SHORT EXERCISE:
Your task is to repeat all of the material exactly.

INPUT MATERIAL:

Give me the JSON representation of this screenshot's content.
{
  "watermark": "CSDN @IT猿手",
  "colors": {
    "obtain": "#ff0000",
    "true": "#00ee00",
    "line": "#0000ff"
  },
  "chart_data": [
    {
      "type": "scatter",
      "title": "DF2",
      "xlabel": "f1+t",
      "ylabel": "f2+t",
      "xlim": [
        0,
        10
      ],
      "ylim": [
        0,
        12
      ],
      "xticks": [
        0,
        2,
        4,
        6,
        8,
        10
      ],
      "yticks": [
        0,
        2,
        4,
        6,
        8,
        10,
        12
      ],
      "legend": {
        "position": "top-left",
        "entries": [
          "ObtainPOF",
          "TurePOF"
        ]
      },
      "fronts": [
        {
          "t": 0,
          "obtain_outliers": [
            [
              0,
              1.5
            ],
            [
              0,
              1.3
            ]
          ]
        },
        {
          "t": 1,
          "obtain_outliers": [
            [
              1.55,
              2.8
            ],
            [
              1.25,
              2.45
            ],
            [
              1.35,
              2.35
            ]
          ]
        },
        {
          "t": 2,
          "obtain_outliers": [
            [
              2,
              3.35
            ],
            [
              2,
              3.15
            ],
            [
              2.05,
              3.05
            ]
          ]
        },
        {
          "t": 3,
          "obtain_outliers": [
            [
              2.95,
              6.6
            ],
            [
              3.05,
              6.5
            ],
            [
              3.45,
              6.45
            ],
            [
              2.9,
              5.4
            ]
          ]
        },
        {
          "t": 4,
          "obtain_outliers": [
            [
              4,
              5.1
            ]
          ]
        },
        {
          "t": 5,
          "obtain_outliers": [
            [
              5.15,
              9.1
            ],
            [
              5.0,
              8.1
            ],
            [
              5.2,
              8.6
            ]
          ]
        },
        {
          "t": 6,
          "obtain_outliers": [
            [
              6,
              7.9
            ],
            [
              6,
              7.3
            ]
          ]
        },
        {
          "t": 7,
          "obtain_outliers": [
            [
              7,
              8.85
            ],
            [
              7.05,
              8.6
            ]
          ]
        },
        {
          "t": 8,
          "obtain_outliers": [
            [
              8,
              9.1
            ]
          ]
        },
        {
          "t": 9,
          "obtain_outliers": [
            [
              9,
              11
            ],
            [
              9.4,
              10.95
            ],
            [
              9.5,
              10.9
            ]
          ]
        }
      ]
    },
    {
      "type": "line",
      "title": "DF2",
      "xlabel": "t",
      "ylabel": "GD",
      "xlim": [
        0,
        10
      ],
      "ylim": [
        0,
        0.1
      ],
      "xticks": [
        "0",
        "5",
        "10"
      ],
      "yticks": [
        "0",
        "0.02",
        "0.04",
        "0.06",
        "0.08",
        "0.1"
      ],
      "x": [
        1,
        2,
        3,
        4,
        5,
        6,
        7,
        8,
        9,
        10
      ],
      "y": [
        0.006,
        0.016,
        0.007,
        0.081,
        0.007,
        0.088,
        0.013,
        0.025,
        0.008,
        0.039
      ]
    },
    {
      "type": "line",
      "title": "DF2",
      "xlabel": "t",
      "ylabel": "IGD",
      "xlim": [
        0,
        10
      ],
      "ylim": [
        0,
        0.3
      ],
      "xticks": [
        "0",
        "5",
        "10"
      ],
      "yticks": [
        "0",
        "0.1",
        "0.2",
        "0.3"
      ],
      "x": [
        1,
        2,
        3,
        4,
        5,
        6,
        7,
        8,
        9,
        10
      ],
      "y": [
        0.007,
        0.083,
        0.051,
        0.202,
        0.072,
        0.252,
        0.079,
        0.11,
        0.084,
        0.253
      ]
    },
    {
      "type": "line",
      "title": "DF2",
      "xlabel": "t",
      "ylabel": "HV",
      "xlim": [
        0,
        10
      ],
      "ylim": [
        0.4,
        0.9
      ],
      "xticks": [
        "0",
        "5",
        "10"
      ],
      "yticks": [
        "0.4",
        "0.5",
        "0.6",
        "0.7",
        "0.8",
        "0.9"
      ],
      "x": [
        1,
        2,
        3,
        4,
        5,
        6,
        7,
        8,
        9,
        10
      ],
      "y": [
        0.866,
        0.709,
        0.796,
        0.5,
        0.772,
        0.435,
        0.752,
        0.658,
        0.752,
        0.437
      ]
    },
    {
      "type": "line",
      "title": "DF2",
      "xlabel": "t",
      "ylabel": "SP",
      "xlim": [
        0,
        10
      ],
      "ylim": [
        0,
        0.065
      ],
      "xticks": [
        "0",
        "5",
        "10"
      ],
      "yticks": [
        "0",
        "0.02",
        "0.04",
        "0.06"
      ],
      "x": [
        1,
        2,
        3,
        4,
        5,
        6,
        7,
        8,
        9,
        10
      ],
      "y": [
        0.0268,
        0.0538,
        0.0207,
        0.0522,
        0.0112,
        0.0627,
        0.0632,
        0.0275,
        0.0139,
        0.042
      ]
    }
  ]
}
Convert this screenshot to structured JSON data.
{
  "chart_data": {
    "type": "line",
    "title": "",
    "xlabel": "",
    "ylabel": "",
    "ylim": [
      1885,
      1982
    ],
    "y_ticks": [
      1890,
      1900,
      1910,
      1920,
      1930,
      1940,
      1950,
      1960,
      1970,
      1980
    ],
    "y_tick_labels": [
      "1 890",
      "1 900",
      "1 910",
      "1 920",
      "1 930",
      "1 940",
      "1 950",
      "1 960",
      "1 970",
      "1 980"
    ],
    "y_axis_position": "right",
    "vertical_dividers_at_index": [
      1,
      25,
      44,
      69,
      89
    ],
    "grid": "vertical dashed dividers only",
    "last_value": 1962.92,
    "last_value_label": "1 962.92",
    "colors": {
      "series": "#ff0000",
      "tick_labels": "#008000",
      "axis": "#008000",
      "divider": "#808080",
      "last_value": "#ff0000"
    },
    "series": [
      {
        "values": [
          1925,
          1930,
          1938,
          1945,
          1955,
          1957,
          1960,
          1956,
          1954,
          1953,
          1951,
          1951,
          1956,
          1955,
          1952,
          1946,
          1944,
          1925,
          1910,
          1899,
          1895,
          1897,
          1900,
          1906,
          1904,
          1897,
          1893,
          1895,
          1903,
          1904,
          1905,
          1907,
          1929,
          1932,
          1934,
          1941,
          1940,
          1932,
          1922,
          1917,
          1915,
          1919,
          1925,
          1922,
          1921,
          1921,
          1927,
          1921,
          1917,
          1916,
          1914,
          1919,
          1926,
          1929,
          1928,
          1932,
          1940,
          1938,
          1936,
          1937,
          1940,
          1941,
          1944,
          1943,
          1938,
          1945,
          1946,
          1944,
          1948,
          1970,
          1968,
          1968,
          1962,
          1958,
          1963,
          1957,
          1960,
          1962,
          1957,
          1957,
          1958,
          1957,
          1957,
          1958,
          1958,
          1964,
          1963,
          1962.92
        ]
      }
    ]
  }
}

TASK ANSWER:
Give me the JSON representation of this screenshot's content.
{
  "watermark": "CSDN @IT猿手",
  "colors": {
    "obtain": "#ff0000",
    "true": "#00ee00",
    "line": "#0000ff"
  },
  "chart_data": [
    {
      "type": "scatter",
      "title": "DF2",
      "xlabel": "f1+t",
      "ylabel": "f2+t",
      "xlim": [
        0,
        10
      ],
      "ylim": [
        0,
        12
      ],
      "xticks": [
        0,
        2,
        4,
        6,
        8,
        10
      ],
      "yticks": [
        0,
        2,
        4,
        6,
        8,
        10,
        12
      ],
      "legend": {
        "position": "top-left",
        "entries": [
          "ObtainPOF",
          "TurePOF"
        ]
      },
      "fronts": [
        {
          "t": 0,
          "obtain_outliers": [
            [
              0,
              1.5
            ],
            [
              0,
              1.3
            ]
          ]
        },
        {
          "t": 1,
          "obtain_outliers": [
            [
              1.55,
              2.8
            ],
            [
              1.25,
              2.45
            ],
            [
              1.35,
              2.35
            ]
          ]
        },
        {
          "t": 2,
          "obtain_outliers": [
            [
              2,
              3.35
            ],
            [
              2,
              3.15
            ],
            [
              2.05,
              3.05
            ]
          ]
        },
        {
          "t": 3,
          "obtain_outliers": [
            [
              2.95,
              6.6
            ],
            [
              3.05,
              6.5
            ],
            [
              3.45,
              6.45
            ],
            [
              2.9,
              5.4
            ]
          ]
        },
        {
          "t": 4,
          "obtain_outliers": [
            [
              4,
              5.1
            ]
          ]
        },
        {
          "t": 5,
          "obtain_outliers": [
            [
              5.15,
              9.1
            ],
            [
              5.0,
              8.1
            ],
            [
              5.2,
              8.6
            ]
          ]
        },
        {
          "t": 6,
          "obtain_outliers": [
            [
              6,
              7.9
            ],
            [
              6,
              7.3
            ]
          ]
        },
        {
          "t": 7,
          "obtain_outliers": [
            [
              7,
              8.85
            ],
            [
              7.05,
              8.6
            ]
          ]
        },
        {
          "t": 8,
          "obtain_outliers": [
            [
              8,
              9.1
            ]
          ]
        },
        {
          "t": 9,
          "obtain_outliers": [
            [
              9,
              11
            ],
            [
              9.4,
              10.95
            ],
            [
              9.5,
              10.9
            ]
          ]
        }
      ]
    },
    {
      "type": "line",
      "title": "DF2",
      "xlabel": "t",
      "ylabel": "GD",
      "xlim": [
        0,
        10
      ],
      "ylim": [
        0,
        0.1
      ],
      "xticks": [
        "0",
        "5",
        "10"
      ],
      "yticks": [
        "0",
        "0.02",
        "0.04",
        "0.06",
        "0.08",
        "0.1"
      ],
      "x": [
        1,
        2,
        3,
        4,
        5,
        6,
        7,
        8,
        9,
        10
      ],
      "y": [
        0.006,
        0.016,
        0.007,
        0.081,
        0.007,
        0.088,
        0.013,
        0.025,
        0.008,
        0.039
      ]
    },
    {
      "type": "line",
      "title": "DF2",
      "xlabel": "t",
      "ylabel": "IGD",
      "xlim": [
        0,
        10
      ],
      "ylim": [
        0,
        0.3
      ],
      "xticks": [
        "0",
        "5",
        "10"
      ],
      "yticks": [
        "0",
        "0.1",
        "0.2",
        "0.3"
      ],
      "x": [
        1,
        2,
        3,
        4,
        5,
        6,
        7,
        8,
        9,
        10
      ],
      "y": [
        0.007,
        0.083,
        0.051,
        0.202,
        0.072,
        0.252,
        0.079,
        0.11,
        0.084,
        0.253
      ]
    },
    {
      "type": "line",
      "title": "DF2",
      "xlabel": "t",
      "ylabel": "HV",
      "xlim": [
        0,
        10
      ],
      "ylim": [
        0.4,
        0.9
      ],
      "xticks": [
        "0",
        "5",
        "10"
      ],
      "yticks": [
        "0.4",
        "0.5",
        "0.6",
        "0.7",
        "0.8",
        "0.9"
      ],
      "x": [
        1,
        2,
        3,
        4,
        5,
        6,
        7,
        8,
        9,
        10
      ],
      "y": [
        0.866,
        0.709,
        0.796,
        0.5,
        0.772,
        0.435,
        0.752,
        0.658,
        0.752,
        0.437
      ]
    },
    {
      "type": "line",
      "title": "DF2",
      "xlabel": "t",
      "ylabel": "SP",
      "xlim": [
        0,
        10
      ],
      "ylim": [
        0,
        0.065
      ],
      "xticks": [
        "0",
        "5",
        "10"
      ],
      "yticks": [
        "0",
        "0.02",
        "0.04",
        "0.06"
      ],
      "x": [
        1,
        2,
        3,
        4,
        5,
        6,
        7,
        8,
        9,
        10
      ],
      "y": [
        0.0268,
        0.0538,
        0.0207,
        0.0522,
        0.0112,
        0.0627,
        0.0632,
        0.0275,
        0.0139,
        0.042
      ]
    }
  ]
}
Convert this screenshot to structured JSON data.
{
  "chart_data": {
    "type": "line",
    "title": "",
    "xlabel": "",
    "ylabel": "",
    "ylim": [
      1885,
      1982
    ],
    "y_ticks": [
      1890,
      1900,
      1910,
      1920,
      1930,
      1940,
      1950,
      1960,
      1970,
      1980
    ],
    "y_tick_labels": [
      "1 890",
      "1 900",
      "1 910",
      "1 920",
      "1 930",
      "1 940",
      "1 950",
      "1 960",
      "1 970",
      "1 980"
    ],
    "y_axis_position": "right",
    "vertical_dividers_at_index": [
      1,
      25,
      44,
      69,
      89
    ],
    "grid": "vertical dashed dividers only",
    "last_value": 1962.92,
    "last_value_label": "1 962.92",
    "colors": {
      "series": "#ff0000",
      "tick_labels": "#008000",
      "axis": "#008000",
      "divider": "#808080",
      "last_value": "#ff0000"
    },
    "series": [
      {
        "values": [
          1925,
          1930,
          1938,
          1945,
          1955,
          1957,
          1960,
          1956,
          1954,
          1953,
          1951,
          1951,
          1956,
          1955,
          1952,
          1946,
          1944,
          1925,
          1910,
          1899,
          1895,
          1897,
          1900,
          1906,
          1904,
          1897,
          1893,
          1895,
          1903,
          1904,
          1905,
          1907,
          1929,
          1932,
          1934,
          1941,
          1940,
          1932,
          1922,
          1917,
          1915,
          1919,
          1925,
          1922,
          1921,
          1921,
          1927,
          1921,
          1917,
          1916,
          1914,
          1919,
          1926,
          1929,
          1928,
          1932,
          1940,
          1938,
          1936,
          1937,
          1940,
          1941,
          1944,
          1943,
          1938,
          1945,
          1946,
          1944,
          1948,
          1970,
          1968,
          1968,
          1962,
          1958,
          1963,
          1957,
          1960,
          1962,
          1957,
          1957,
          1958,
          1957,
          1957,
          1958,
          1958,
          1964,
          1963,
          1962.92
        ]
      }
    ]
  }
}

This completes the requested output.